-- Start Exercise inputs --

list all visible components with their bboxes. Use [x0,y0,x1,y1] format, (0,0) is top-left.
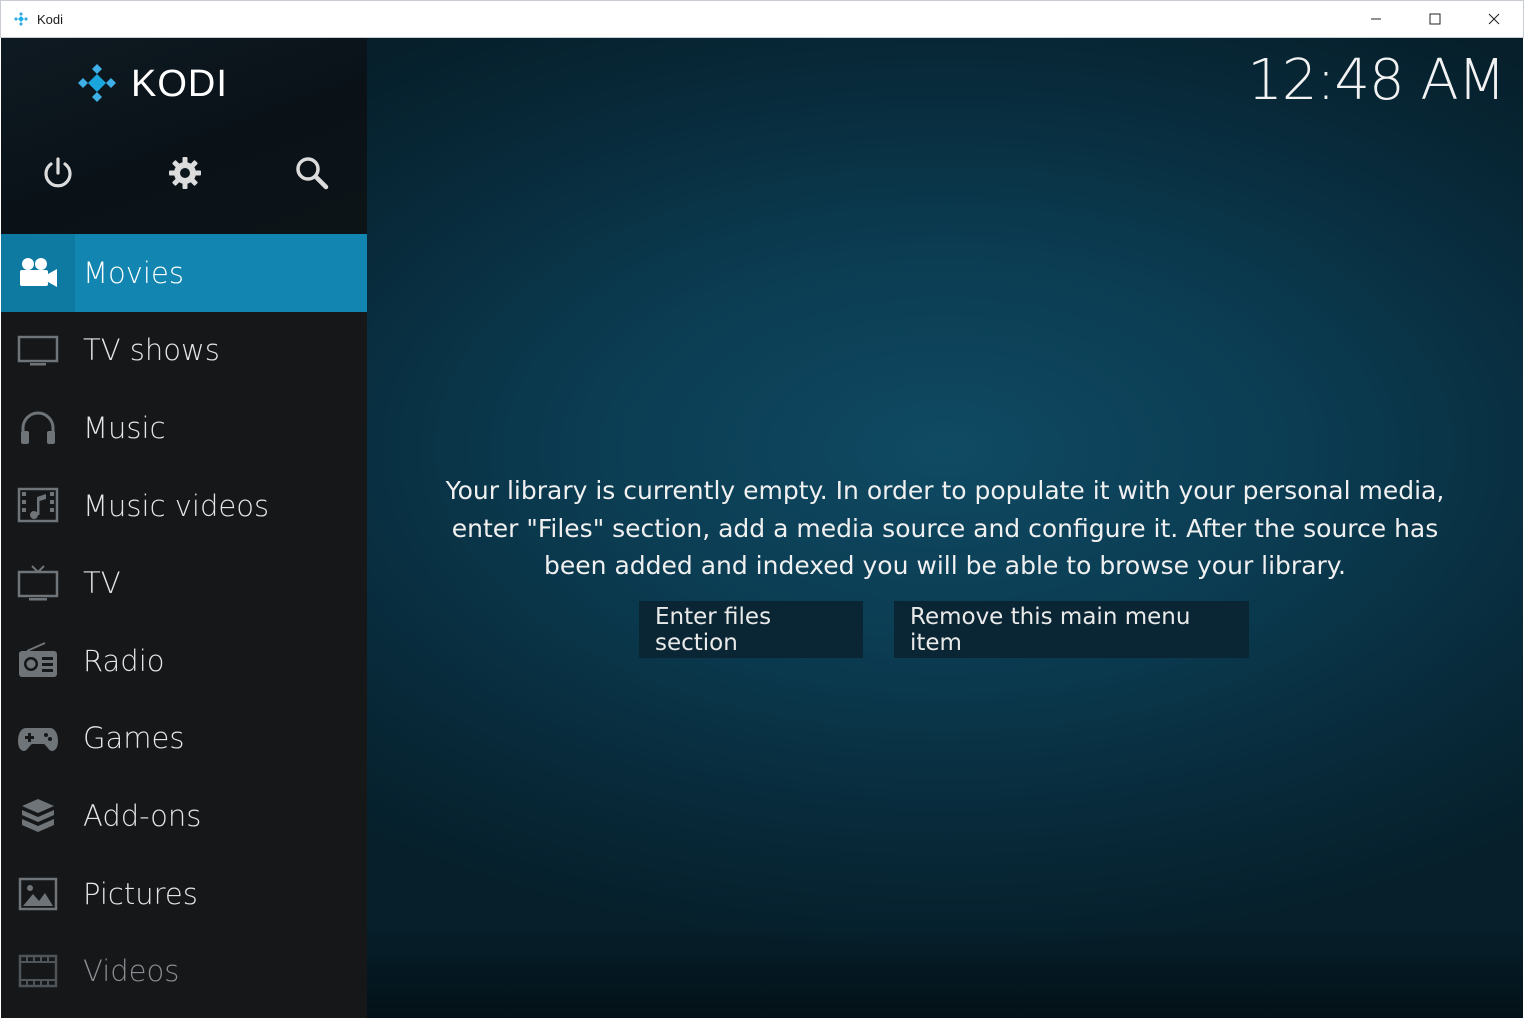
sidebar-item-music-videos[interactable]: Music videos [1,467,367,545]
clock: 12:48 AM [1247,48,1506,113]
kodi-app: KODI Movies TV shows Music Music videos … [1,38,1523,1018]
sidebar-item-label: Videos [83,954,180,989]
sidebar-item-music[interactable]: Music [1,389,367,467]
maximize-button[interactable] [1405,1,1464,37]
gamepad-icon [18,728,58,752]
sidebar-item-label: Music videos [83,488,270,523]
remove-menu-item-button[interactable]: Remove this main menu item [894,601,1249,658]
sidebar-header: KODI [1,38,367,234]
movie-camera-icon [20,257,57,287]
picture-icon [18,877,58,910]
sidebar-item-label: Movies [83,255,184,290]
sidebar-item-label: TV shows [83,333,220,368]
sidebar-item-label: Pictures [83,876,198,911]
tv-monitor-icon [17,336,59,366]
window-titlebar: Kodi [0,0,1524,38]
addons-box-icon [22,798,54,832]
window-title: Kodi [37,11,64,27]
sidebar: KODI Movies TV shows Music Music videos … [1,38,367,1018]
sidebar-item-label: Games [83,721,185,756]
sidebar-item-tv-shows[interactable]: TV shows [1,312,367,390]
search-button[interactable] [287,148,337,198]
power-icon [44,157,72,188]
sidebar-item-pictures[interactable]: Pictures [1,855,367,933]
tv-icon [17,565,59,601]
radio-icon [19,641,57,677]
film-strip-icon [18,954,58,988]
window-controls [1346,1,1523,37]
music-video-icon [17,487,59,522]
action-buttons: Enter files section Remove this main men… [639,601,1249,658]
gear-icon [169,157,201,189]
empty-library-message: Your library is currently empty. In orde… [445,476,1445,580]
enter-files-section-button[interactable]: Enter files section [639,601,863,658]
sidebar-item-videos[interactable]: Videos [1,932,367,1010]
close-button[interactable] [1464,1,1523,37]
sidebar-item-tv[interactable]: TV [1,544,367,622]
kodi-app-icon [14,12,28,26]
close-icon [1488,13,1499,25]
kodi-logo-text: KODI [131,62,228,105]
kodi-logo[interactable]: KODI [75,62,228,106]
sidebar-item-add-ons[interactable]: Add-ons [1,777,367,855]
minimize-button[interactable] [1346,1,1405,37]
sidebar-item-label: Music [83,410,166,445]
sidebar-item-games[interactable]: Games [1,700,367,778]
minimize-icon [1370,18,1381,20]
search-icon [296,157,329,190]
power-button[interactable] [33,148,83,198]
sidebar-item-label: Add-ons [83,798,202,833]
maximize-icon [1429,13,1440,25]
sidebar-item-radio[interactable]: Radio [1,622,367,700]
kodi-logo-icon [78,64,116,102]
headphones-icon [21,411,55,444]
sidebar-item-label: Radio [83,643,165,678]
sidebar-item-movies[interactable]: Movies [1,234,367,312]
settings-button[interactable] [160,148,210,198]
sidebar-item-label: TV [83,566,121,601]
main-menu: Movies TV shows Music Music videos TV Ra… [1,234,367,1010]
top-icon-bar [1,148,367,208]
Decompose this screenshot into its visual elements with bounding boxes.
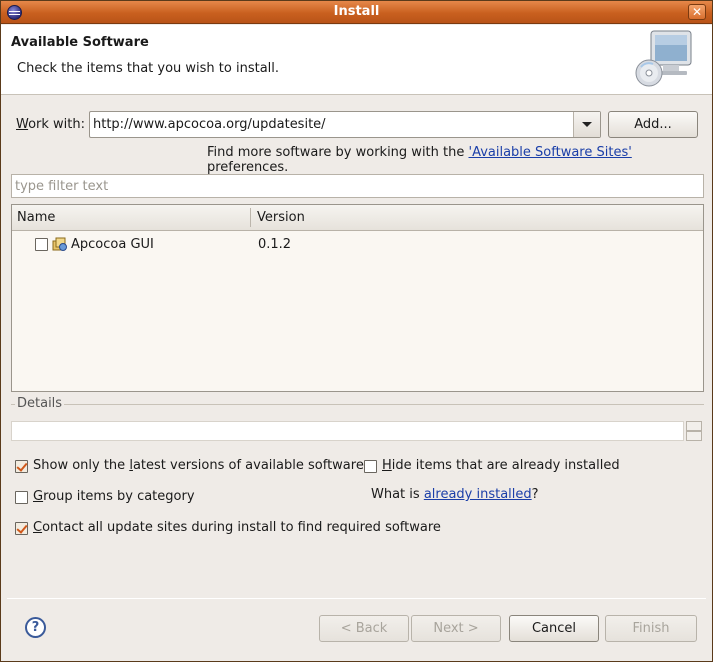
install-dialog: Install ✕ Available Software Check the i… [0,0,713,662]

-- End Exercise inputs --

** What is expected **
Could you repeat the part of the entries above that opens with the line containing "sidebar-item-music-videos[interactable]: Music videos" and closes with the line containing "sidebar-item-label: Videos [83,954,180,989]", including both of those lines, without changing anything?

** Complete output **
sidebar-item-music-videos[interactable]: Music videos [1,467,367,545]
clock: 12:48 AM [1247,48,1506,113]
kodi-app: KODI Movies TV shows Music Music videos … [1,38,1523,1018]
sidebar-item-label: Videos [83,954,180,989]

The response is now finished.